* Brief: Every line with the string "median" must be copied from the entries below.

Items from a figure collection
=======

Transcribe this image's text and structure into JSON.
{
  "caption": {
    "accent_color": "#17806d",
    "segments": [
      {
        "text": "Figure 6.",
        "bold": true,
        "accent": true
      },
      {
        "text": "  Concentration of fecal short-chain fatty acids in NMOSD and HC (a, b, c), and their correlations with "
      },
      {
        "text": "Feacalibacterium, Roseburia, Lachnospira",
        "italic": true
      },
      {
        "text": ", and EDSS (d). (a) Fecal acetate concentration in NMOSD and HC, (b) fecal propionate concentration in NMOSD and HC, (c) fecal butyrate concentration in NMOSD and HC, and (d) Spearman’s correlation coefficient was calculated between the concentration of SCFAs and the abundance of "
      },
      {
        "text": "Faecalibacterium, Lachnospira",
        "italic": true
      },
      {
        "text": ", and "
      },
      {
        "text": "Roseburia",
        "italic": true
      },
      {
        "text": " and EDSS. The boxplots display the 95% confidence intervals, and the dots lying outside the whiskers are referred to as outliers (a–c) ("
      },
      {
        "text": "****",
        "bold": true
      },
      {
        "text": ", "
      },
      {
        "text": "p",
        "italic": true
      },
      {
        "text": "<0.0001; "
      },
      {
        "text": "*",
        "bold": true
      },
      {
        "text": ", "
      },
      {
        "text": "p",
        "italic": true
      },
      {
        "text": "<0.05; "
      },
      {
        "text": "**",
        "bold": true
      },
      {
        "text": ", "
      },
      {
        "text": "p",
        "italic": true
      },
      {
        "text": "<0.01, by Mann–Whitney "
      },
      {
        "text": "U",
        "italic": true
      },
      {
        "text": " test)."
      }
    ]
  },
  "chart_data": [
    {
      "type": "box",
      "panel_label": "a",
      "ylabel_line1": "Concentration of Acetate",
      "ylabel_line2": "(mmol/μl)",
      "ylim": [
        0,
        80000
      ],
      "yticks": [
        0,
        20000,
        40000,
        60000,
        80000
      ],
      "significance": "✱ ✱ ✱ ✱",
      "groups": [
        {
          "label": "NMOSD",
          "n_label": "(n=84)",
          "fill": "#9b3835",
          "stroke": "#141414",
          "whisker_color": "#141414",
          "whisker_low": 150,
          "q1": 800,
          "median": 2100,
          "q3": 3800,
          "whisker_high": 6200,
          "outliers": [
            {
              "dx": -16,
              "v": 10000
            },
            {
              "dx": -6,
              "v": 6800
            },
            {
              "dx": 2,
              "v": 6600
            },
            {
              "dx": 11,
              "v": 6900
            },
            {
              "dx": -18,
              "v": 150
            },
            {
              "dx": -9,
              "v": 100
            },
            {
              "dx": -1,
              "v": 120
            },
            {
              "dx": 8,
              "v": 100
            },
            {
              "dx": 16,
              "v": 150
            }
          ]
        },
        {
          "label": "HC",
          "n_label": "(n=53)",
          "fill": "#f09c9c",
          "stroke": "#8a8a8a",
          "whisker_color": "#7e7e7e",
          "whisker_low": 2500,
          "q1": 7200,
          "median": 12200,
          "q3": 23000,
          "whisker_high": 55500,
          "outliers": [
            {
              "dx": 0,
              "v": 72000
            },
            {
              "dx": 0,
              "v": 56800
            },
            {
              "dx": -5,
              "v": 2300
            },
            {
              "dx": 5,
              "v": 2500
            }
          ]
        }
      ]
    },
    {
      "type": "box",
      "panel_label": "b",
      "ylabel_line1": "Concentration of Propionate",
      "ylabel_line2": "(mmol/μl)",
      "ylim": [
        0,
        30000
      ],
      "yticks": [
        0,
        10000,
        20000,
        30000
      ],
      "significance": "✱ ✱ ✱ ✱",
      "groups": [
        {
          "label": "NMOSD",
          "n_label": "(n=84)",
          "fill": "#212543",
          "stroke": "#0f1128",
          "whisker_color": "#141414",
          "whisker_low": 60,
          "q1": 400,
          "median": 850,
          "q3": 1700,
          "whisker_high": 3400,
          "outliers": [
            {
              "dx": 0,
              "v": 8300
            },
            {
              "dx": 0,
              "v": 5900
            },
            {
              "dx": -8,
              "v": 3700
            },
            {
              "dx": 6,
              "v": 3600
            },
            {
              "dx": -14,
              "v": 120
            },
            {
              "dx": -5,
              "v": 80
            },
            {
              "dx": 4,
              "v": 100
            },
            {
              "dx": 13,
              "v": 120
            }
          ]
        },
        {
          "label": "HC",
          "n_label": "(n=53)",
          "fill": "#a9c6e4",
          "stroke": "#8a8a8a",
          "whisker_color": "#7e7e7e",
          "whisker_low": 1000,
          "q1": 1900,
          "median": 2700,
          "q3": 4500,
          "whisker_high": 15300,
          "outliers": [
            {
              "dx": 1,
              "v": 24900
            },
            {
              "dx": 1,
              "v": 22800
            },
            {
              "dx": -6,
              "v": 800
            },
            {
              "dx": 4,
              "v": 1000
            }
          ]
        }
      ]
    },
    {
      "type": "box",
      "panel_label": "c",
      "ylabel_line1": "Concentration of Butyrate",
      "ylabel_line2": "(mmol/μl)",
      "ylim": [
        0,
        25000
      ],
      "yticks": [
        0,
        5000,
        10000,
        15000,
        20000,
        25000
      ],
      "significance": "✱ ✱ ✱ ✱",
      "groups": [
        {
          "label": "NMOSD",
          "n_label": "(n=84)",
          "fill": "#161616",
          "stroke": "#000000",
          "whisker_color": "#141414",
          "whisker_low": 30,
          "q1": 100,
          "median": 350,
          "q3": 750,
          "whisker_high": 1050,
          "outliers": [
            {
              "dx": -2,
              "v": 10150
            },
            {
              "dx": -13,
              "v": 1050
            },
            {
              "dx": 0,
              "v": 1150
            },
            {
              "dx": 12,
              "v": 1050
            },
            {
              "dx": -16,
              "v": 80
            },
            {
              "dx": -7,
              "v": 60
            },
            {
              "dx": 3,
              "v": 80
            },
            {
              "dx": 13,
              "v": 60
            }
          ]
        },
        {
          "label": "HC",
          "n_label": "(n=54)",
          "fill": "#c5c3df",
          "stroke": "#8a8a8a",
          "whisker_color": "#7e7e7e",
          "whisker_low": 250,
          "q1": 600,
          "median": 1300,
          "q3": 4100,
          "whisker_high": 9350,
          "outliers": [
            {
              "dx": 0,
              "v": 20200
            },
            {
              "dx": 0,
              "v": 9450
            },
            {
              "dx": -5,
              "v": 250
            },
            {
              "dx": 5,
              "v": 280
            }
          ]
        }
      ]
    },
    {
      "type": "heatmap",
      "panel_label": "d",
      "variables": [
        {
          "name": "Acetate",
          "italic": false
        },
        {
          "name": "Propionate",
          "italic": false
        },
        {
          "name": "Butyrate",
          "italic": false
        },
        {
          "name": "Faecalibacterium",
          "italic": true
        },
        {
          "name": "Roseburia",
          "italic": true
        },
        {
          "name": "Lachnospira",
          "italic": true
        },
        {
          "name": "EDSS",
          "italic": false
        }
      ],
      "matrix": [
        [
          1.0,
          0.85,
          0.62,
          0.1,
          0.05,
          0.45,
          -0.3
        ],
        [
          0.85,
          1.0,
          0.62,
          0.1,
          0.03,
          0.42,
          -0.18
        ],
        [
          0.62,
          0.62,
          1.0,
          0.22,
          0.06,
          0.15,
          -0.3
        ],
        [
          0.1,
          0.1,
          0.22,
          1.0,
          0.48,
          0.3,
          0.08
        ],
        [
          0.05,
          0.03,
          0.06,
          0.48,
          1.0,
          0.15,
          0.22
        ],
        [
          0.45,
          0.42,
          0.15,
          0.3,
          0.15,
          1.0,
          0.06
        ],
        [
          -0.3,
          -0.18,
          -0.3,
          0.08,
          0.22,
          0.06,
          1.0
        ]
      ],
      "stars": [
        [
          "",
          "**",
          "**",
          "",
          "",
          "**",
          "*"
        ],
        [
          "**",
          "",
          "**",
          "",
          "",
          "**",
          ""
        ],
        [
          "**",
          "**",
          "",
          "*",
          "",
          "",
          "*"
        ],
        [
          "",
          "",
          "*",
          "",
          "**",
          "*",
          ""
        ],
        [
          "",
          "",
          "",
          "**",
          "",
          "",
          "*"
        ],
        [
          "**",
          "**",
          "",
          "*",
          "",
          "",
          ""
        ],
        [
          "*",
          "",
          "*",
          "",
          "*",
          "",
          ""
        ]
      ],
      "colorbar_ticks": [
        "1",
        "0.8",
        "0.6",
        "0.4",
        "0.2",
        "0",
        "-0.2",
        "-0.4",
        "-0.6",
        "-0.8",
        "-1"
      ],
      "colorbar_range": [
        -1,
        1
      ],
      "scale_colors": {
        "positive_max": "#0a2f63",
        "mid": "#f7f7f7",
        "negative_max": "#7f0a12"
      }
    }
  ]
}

=======

* Answer box:
          "median": 2100,
          "median": 12200,
          "median": 850,
          "median": 2700,
          "median": 350,
          "median": 1300,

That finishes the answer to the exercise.